(A run of records)

══════════

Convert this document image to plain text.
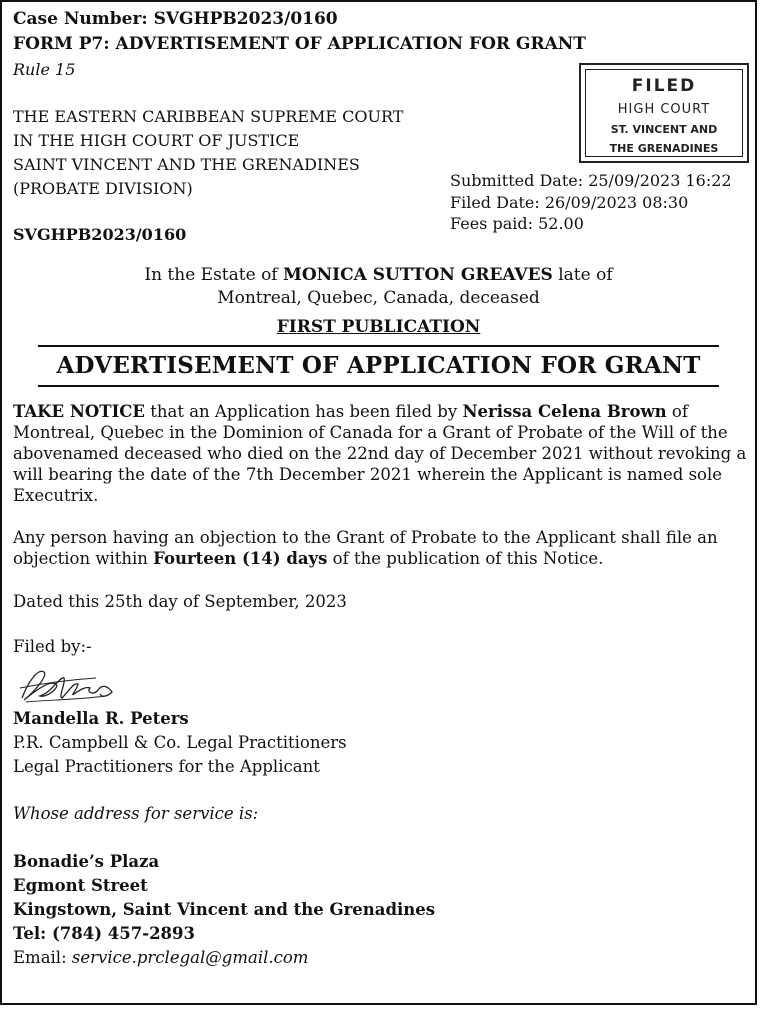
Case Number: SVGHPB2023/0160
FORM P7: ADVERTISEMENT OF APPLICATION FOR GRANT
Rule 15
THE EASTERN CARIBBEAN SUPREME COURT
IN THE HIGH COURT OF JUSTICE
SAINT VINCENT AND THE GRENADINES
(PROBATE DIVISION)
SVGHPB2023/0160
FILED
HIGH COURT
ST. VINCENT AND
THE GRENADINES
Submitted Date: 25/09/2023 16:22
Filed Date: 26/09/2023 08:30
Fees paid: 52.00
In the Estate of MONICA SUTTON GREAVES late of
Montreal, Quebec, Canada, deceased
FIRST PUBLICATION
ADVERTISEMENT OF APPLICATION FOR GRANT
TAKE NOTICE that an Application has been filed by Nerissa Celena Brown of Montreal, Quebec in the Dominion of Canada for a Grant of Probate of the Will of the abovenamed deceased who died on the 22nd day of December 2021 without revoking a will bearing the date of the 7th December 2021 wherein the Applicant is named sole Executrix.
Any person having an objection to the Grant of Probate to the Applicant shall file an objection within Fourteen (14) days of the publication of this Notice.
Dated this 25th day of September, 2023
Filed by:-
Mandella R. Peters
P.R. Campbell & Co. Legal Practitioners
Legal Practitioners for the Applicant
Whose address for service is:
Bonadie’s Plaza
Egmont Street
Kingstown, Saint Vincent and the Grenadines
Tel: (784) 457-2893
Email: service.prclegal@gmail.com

══════════

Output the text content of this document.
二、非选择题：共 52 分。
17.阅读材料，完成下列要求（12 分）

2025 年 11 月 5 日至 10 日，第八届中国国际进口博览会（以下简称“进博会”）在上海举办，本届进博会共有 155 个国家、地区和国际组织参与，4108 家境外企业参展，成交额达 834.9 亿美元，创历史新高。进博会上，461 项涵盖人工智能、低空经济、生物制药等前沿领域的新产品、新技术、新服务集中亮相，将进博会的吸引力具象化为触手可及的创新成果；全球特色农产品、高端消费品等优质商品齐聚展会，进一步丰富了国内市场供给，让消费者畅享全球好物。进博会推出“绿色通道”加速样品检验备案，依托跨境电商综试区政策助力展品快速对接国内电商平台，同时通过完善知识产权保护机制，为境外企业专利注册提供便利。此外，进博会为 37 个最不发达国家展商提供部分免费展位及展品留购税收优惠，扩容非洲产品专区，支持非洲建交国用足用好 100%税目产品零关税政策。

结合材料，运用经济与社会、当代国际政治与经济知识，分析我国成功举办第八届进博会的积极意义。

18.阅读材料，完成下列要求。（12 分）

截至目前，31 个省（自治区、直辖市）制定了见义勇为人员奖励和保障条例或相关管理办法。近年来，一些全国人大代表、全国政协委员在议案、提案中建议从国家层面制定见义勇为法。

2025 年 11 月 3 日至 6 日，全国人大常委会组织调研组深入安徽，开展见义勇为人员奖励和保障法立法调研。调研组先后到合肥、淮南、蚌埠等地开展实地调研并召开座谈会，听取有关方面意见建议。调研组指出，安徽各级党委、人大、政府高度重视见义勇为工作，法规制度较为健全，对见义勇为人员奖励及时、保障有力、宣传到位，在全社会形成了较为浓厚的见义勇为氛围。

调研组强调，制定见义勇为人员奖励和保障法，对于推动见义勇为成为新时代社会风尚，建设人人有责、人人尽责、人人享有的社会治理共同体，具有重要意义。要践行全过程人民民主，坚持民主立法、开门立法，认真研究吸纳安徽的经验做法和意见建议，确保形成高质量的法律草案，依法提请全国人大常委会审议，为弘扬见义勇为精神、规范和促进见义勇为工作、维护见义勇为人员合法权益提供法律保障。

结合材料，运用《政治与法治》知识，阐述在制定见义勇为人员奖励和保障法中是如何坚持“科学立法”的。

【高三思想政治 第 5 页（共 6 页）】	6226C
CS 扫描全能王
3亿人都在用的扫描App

══════════

## GOAL OF THE EXERCISE
Copy out each line that contains the word "结合材料".

## EXERCISE RESULT
结合材料，运用经济与社会、当代国际政治与经济知识，分析我国成功举办第八届进博会的积极意义。
结合材料，运用《政治与法治》知识，阐述在制定见义勇为人员奖励和保障法中是如何坚持“科学立法”的。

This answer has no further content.